Extract with OPENJSON()

I don’t use OPENJSON, this demo code may help you understand why

DECLARE @json NVARCHAR(MAX);

SET @json='{ "name": "John"
            , "surname": "Doe"
            , "age": 45
            , "skills": [ "SQL", "C#", "MVC" ]
        }';

SELECT *
  FROM OPENJSON(@json);

This is the output

key value type
name John 1
surname Doe 1
age 45 2
skills [ “SQL”, “C#”, “MVC” ] 4

As a data analyst, that can be useful to summarize the JSON Document
As a DBA or DB Developer, it’s not ideal for joining to tables and working with
First the output would need to be pivoted
And we may not know the column name or they may not exist in each run and cause issues

Extract with ISJSON(), JSON_QUERY() and JSON_VALUE()

Hmmm…maybe I’m cheating to include ISJSON, after all it just let’s me know the NVARCHAR text is valid JSON
And that is useful when the value was malformed and will cause issues in my code, I can check at two levels

  1. With a basic IF ISJSON(...) = 1 when dealing with parameters
  2. With a CASE WHEN ISJSON(...) = 1 to alter extract logic, this can work with Key’s extracted from the main JSON Object too
  3. While extracting a missing Key, which returns NULL, you can try JSON_PATH_EXISTS in your logic to know if that was a missing value or explicit NULL

That leaves the two key functions I use (and some tricks)

◆ Entries from a dataset:
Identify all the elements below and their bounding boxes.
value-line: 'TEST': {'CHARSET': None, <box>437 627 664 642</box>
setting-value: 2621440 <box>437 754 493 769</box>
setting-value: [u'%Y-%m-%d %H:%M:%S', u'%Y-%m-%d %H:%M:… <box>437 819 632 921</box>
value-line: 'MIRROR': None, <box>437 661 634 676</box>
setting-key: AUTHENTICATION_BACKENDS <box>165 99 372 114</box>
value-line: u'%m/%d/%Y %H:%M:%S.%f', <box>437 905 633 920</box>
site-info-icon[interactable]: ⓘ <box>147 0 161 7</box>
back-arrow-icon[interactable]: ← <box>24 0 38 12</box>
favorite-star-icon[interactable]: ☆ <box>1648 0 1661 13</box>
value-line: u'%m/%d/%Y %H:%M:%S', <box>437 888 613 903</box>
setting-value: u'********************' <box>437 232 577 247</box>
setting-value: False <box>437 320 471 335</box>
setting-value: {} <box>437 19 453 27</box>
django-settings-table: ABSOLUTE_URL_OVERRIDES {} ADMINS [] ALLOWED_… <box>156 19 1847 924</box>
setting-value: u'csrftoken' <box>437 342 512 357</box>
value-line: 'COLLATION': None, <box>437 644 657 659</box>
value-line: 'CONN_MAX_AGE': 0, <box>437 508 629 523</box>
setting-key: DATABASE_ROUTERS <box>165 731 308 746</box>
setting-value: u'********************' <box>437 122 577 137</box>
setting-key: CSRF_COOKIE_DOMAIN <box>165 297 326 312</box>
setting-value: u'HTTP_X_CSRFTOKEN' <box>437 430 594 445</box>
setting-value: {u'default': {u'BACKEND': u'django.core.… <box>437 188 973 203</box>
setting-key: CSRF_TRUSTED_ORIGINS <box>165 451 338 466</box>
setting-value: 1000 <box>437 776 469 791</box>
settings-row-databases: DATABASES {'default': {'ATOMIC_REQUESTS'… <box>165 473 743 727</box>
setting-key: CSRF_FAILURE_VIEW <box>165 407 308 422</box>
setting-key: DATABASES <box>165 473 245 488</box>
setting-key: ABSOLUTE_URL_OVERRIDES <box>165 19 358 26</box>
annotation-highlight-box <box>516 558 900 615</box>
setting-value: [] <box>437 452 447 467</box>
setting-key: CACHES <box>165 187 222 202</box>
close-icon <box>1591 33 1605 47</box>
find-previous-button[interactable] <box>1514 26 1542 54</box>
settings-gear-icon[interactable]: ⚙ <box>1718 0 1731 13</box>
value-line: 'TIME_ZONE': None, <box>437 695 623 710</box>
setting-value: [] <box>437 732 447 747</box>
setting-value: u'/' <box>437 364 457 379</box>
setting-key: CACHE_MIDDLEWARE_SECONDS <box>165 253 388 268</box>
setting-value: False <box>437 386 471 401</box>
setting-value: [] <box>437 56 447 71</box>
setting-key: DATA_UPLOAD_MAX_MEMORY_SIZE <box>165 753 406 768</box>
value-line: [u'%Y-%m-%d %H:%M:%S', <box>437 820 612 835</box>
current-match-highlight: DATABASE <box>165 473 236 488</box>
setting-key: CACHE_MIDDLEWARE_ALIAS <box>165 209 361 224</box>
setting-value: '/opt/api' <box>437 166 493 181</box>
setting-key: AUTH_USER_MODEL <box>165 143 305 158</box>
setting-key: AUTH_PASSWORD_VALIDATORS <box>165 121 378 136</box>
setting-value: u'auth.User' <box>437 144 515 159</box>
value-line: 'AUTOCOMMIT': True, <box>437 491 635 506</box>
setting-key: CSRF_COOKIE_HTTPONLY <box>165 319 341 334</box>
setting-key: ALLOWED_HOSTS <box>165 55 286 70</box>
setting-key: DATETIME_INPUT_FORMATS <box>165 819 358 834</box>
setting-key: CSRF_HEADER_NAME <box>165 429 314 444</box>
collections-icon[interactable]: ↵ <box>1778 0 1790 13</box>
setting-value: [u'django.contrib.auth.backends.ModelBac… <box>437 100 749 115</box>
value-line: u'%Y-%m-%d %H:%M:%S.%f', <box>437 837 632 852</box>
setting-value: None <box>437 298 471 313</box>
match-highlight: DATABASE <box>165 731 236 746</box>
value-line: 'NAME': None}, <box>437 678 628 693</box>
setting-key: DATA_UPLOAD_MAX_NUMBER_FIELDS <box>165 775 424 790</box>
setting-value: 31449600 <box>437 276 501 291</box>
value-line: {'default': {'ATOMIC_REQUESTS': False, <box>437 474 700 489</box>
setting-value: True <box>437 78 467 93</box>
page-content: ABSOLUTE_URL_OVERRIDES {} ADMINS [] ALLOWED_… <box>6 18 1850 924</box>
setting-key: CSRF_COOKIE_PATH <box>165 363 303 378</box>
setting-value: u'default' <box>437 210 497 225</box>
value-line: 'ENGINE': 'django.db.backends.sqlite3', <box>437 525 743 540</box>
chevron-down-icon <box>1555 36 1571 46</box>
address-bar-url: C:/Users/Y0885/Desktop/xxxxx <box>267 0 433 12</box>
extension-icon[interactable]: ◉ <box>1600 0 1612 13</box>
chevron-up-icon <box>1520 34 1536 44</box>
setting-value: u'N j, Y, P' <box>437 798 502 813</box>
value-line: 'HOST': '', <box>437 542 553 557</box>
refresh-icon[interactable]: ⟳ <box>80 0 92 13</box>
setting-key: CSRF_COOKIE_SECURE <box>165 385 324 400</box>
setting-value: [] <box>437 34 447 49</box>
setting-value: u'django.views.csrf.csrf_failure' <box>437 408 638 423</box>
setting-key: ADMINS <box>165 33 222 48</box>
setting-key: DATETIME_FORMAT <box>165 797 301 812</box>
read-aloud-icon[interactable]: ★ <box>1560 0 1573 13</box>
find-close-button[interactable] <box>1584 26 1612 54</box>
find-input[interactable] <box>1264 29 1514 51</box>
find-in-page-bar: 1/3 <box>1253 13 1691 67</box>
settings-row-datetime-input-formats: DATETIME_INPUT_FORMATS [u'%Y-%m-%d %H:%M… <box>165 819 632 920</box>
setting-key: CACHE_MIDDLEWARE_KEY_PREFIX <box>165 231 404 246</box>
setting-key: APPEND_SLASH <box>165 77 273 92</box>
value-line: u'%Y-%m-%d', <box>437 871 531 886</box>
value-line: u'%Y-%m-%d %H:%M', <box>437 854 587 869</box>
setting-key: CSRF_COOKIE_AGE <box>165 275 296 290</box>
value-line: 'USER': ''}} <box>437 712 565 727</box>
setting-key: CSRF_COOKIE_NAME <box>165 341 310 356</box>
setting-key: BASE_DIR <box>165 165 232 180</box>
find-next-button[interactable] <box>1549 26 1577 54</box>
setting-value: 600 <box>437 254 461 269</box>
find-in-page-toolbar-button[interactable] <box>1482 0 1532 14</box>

◆ Stated exercise: In the passage on extracting JSON in SQL, find every JSON function named. List each one once.

◆ Written solution: OPENJSON, ISJSON, JSON_QUERY, JSON_VALUE, JSON_PATH_EXISTS